:: Extracted data ::
start

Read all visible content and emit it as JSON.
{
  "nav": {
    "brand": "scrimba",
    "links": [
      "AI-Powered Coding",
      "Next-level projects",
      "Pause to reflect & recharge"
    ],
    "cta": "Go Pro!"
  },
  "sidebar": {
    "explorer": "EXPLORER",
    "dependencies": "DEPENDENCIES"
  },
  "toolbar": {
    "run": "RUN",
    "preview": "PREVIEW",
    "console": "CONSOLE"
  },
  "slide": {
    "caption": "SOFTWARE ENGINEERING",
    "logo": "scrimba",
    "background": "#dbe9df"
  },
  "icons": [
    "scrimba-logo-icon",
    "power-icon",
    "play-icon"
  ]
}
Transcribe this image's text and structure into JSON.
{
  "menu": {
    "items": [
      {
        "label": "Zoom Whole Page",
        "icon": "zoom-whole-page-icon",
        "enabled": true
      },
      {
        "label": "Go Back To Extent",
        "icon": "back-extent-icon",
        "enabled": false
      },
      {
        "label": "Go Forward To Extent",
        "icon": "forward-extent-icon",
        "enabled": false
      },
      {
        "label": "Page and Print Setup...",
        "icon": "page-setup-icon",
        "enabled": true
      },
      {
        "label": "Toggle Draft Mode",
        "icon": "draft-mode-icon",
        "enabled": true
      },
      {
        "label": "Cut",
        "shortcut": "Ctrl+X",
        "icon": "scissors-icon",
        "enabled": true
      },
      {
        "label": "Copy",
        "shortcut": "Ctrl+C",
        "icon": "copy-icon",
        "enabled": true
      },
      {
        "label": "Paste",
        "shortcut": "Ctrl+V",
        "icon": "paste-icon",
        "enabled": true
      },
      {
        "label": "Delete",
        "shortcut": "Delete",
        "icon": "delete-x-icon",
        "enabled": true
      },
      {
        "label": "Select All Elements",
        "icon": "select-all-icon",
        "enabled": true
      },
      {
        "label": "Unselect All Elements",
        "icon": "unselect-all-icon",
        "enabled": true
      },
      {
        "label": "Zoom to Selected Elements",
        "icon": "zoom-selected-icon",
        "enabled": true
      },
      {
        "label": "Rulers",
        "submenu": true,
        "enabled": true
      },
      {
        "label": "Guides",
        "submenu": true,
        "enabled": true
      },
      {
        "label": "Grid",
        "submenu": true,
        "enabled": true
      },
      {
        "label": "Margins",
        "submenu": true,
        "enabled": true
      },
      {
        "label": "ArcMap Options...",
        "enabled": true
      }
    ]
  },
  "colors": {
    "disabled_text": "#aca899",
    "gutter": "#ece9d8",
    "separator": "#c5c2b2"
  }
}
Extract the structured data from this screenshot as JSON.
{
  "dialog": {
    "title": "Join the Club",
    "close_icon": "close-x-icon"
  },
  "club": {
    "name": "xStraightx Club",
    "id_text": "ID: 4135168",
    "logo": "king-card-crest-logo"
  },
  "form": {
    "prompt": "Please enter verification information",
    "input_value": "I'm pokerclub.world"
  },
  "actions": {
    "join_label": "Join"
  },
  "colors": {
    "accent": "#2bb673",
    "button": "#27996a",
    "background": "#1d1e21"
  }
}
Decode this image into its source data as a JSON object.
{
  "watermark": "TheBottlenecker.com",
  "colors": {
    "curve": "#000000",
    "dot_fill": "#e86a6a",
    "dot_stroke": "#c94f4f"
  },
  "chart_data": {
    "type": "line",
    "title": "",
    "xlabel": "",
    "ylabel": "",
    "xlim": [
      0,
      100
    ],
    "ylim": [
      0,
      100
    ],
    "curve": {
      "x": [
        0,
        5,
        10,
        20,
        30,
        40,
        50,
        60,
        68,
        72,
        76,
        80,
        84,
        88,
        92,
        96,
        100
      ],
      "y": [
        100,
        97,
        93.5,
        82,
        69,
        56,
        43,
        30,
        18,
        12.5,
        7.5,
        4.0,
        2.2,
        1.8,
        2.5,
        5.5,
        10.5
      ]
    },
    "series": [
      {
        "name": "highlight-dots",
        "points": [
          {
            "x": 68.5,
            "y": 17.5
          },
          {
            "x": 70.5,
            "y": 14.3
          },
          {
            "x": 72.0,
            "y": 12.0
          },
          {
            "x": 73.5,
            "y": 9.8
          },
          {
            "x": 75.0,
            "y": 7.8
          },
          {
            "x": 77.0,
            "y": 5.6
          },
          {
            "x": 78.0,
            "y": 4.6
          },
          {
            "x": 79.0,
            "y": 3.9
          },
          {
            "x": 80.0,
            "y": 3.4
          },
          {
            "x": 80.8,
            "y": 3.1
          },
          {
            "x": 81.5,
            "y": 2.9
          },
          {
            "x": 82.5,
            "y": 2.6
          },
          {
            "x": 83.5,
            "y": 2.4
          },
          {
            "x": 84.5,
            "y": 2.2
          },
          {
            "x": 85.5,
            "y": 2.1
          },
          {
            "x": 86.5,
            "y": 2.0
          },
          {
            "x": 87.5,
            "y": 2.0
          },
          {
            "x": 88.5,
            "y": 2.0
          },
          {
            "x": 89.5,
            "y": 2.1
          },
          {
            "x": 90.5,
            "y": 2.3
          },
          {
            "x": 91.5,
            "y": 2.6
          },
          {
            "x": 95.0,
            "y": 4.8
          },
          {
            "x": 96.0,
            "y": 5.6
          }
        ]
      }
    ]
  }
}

end

:: What you are asked to do ::
Extract lines where the string "JSON" occurs.

:: Reply ::
Read all visible content and emit it as JSON.
Transcribe this image's text and structure into JSON.
Extract the structured data from this screenshot as JSON.
Decode this image into its source data as a JSON object.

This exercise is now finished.